Provided text —
Your dashboards aren’t this critical. Photo from Unsplash

How many dashboards can one person reasonably gain insight from and act upon? While I don’t know the answer (this would actually be a great survey), I hope we can all agree the limit does exist. When we run before we walk and create a dashboard for every question asked without analyzing the question itself, that’s when dashboard bloat happens.

Definition: Dashboard bloat is the effect on an organization when time is wasted finding the relevant visual to answer a question or recreating visuals that already exist.

The cost in this case is time (and thus efficiency). When the holy grail Looker instance is poorly organized, the Head of Growth spends more time looking for that one useful graph on CAC segmented by paid versus free users than actually altering the growth strategy. If cleanliness and organization have already gone down the drain, the analytics team recreates visualizations that already exist.

Dashboard bloat can be the result of a poorly implemented self-serve strategy or the direct antithesis of self-serve, depending on your viewpoint. Some have been saying dashboards aren’t the answer since 2013, but coming up on 10 years later they’re as used as ever. While there certainly are new trends like data apps, automated insights, and operationalized data — dashboards aren’t going anywhere for a long time.

Under the premise they’re here to stay — how do we organize them?

They say startups win because they move fast, which is the case with analytics teams in startups as well. There is usually so much to do, so it’s hard to prioritize strategy over constant execution of everything and anything until tech debt is already there.

On the off chance anyone reading is just starting to think about BI tool strategy, this section is for you. Usually, strategy talks come after going too far too fast and needing to retrace your steps backwards. In that case, answering these questions is about how you want the world to look, not how it looks today.

Stated task — Output the dashboard bloat passage verbatim, starting at "They say startups" and ending at "is already there.".

Supplied data —

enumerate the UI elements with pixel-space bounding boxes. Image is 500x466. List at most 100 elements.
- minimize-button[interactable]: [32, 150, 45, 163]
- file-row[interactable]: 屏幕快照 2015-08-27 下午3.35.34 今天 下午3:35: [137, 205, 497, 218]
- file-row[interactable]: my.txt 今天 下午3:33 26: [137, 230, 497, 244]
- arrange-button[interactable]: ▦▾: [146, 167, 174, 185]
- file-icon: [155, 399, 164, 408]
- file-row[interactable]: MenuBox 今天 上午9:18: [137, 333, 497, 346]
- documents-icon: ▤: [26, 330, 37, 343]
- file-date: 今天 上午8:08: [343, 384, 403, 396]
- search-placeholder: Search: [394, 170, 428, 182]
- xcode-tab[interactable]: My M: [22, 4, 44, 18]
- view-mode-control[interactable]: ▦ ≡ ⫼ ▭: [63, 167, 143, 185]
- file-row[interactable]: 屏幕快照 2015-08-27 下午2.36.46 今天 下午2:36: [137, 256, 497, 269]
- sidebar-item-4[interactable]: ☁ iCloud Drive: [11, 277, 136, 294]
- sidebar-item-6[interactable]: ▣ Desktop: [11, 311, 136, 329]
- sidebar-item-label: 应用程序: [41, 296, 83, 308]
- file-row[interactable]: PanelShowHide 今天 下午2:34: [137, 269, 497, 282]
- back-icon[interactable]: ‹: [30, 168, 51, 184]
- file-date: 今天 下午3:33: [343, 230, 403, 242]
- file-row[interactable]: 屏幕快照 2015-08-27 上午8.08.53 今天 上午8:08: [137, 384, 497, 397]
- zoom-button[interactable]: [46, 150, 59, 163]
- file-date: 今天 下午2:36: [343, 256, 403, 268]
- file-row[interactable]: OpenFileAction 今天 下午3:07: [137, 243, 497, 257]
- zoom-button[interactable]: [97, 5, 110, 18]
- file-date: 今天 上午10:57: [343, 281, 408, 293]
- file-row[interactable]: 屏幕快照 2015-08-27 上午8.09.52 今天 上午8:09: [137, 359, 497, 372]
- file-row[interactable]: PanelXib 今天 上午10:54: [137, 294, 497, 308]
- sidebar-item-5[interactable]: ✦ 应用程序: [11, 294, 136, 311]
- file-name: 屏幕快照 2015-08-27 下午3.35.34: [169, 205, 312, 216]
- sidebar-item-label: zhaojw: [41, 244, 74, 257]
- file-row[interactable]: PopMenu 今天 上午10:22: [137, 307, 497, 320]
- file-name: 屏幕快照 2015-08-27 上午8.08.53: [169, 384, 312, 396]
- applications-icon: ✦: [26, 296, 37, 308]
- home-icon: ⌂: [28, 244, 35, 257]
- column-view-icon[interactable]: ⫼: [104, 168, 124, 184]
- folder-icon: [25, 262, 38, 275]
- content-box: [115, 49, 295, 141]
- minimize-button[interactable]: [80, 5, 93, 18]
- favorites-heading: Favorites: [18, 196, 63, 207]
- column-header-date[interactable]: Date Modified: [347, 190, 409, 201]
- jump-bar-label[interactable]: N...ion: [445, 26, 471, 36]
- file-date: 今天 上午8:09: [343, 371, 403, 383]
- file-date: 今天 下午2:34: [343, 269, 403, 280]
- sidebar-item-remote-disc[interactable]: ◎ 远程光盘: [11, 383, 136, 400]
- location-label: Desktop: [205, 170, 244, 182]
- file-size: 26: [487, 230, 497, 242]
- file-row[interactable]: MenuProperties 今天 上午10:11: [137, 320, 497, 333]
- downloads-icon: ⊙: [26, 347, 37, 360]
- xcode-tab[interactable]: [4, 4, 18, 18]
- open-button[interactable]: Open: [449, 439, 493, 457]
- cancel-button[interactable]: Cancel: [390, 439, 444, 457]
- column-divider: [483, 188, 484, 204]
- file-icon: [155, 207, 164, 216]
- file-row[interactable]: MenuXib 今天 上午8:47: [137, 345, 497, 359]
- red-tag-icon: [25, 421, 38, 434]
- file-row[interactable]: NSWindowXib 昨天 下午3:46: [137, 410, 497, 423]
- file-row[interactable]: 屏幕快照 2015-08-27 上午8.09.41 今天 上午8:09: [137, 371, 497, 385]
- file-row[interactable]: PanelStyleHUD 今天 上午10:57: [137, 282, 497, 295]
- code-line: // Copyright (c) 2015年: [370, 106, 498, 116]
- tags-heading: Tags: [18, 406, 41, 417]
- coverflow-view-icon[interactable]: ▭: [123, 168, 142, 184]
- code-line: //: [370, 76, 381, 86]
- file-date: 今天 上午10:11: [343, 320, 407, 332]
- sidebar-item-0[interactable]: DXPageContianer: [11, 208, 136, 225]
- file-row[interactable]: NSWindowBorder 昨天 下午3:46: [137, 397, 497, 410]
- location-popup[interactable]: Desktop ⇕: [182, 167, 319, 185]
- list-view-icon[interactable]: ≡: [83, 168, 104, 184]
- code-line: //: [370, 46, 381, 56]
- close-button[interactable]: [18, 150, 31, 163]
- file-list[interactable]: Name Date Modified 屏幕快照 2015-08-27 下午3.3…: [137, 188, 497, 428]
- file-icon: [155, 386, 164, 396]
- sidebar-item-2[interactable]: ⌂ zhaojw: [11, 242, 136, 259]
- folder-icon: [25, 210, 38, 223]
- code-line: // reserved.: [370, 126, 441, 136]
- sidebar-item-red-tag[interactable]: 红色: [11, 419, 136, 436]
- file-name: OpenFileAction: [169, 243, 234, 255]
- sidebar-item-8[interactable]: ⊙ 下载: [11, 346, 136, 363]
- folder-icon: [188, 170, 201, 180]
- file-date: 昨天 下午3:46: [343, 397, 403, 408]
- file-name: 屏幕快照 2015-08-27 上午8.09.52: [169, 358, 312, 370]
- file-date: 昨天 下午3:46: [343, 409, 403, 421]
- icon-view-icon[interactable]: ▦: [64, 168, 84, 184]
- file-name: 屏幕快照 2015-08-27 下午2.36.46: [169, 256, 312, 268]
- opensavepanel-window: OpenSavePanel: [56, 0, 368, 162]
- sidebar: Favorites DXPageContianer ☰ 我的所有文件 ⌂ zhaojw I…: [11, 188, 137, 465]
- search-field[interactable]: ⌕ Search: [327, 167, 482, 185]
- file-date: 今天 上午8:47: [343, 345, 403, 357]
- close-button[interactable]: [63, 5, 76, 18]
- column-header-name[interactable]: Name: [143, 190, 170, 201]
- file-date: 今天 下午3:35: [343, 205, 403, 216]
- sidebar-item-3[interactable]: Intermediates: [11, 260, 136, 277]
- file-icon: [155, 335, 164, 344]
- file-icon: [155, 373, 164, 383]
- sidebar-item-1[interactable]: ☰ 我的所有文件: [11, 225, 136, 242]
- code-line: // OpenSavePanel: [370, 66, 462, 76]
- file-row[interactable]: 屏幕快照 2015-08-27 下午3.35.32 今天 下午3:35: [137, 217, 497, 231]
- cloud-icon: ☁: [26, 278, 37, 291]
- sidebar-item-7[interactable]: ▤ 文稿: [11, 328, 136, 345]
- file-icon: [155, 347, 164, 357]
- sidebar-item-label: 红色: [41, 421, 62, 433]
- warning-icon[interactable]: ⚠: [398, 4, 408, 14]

Output for this task —
They say startups win because they move fast, which is the case with analytics teams in startups as well. There is usually so much to do, so it’s hard to prioritize strategy over constant execution of everything and anything until tech debt is already there.